───── Record excerpts ─────

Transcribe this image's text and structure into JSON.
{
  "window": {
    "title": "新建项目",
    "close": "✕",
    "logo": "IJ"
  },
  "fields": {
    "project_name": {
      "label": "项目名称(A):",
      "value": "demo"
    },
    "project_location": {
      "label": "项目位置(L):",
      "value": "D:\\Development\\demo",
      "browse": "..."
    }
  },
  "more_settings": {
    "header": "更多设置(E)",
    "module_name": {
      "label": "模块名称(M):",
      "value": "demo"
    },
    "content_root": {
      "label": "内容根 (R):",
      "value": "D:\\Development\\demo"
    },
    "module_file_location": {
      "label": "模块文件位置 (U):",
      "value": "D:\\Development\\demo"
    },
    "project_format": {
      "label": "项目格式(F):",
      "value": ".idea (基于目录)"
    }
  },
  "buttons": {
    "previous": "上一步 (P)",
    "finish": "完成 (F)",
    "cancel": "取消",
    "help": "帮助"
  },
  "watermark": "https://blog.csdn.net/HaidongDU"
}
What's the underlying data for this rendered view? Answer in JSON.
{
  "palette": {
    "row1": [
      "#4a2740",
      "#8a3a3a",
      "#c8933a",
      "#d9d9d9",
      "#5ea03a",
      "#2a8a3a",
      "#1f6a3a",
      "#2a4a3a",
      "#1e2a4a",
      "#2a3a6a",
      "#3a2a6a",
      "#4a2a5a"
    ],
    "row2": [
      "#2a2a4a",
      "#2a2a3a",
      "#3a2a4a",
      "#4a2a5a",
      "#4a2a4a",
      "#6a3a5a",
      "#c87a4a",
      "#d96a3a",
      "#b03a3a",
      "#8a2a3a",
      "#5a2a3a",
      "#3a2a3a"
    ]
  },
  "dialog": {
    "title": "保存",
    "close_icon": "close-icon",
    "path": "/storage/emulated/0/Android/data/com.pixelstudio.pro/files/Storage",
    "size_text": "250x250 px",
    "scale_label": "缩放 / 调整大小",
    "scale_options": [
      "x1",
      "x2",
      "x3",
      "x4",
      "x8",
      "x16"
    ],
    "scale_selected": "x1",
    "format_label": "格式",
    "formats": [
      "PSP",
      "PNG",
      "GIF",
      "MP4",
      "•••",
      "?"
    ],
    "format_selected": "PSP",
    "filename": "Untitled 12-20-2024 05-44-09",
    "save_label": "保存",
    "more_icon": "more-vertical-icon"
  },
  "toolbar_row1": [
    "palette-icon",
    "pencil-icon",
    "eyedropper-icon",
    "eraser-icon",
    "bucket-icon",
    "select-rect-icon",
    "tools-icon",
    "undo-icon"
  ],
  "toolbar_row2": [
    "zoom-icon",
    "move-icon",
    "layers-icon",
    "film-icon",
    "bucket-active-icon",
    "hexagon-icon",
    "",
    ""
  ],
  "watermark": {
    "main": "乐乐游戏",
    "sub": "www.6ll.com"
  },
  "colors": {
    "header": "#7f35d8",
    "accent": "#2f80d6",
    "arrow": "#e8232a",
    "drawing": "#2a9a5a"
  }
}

─────

## [What you need to do]
Without leaving anything out, quote all the data.

## [Correct output]
Transcribe this image's text and structure into JSON.
{
  "window": {
    "title": "新建项目",
    "close": "✕",
    "logo": "IJ"
  },
  "fields": {
    "project_name": {
      "label": "项目名称(A):",
      "value": "demo"
    },
    "project_location": {
      "label": "项目位置(L):",
      "value": "D:\\Development\\demo",
      "browse": "..."
    }
  },
  "more_settings": {
    "header": "更多设置(E)",
    "module_name": {
      "label": "模块名称(M):",
      "value": "demo"
    },
    "content_root": {
      "label": "内容根 (R):",
      "value": "D:\\Development\\demo"
    },
    "module_file_location": {
      "label": "模块文件位置 (U):",
      "value": "D:\\Development\\demo"
    },
    "project_format": {
      "label": "项目格式(F):",
      "value": ".idea (基于目录)"
    }
  },
  "buttons": {
    "previous": "上一步 (P)",
    "finish": "完成 (F)",
    "cancel": "取消",
    "help": "帮助"
  },
  "watermark": "https://blog.csdn.net/HaidongDU"
}
What's the underlying data for this rendered view? Answer in JSON.
{
  "palette": {
    "row1": [
      "#4a2740",
      "#8a3a3a",
      "#c8933a",
      "#d9d9d9",
      "#5ea03a",
      "#2a8a3a",
      "#1f6a3a",
      "#2a4a3a",
      "#1e2a4a",
      "#2a3a6a",
      "#3a2a6a",
      "#4a2a5a"
    ],
    "row2": [
      "#2a2a4a",
      "#2a2a3a",
      "#3a2a4a",
      "#4a2a5a",
      "#4a2a4a",
      "#6a3a5a",
      "#c87a4a",
      "#d96a3a",
      "#b03a3a",
      "#8a2a3a",
      "#5a2a3a",
      "#3a2a3a"
    ]
  },
  "dialog": {
    "title": "保存",
    "close_icon": "close-icon",
    "path": "/storage/emulated/0/Android/data/com.pixelstudio.pro/files/Storage",
    "size_text": "250x250 px",
    "scale_label": "缩放 / 调整大小",
    "scale_options": [
      "x1",
      "x2",
      "x3",
      "x4",
      "x8",
      "x16"
    ],
    "scale_selected": "x1",
    "format_label": "格式",
    "formats": [
      "PSP",
      "PNG",
      "GIF",
      "MP4",
      "•••",
      "?"
    ],
    "format_selected": "PSP",
    "filename": "Untitled 12-20-2024 05-44-09",
    "save_label": "保存",
    "more_icon": "more-vertical-icon"
  },
  "toolbar_row1": [
    "palette-icon",
    "pencil-icon",
    "eyedropper-icon",
    "eraser-icon",
    "bucket-icon",
    "select-rect-icon",
    "tools-icon",
    "undo-icon"
  ],
  "toolbar_row2": [
    "zoom-icon",
    "move-icon",
    "layers-icon",
    "film-icon",
    "bucket-active-icon",
    "hexagon-icon",
    "",
    ""
  ],
  "watermark": {
    "main": "乐乐游戏",
    "sub": "www.6ll.com"
  },
  "colors": {
    "header": "#7f35d8",
    "accent": "#2f80d6",
    "arrow": "#e8232a",
    "drawing": "#2a9a5a"
  }
}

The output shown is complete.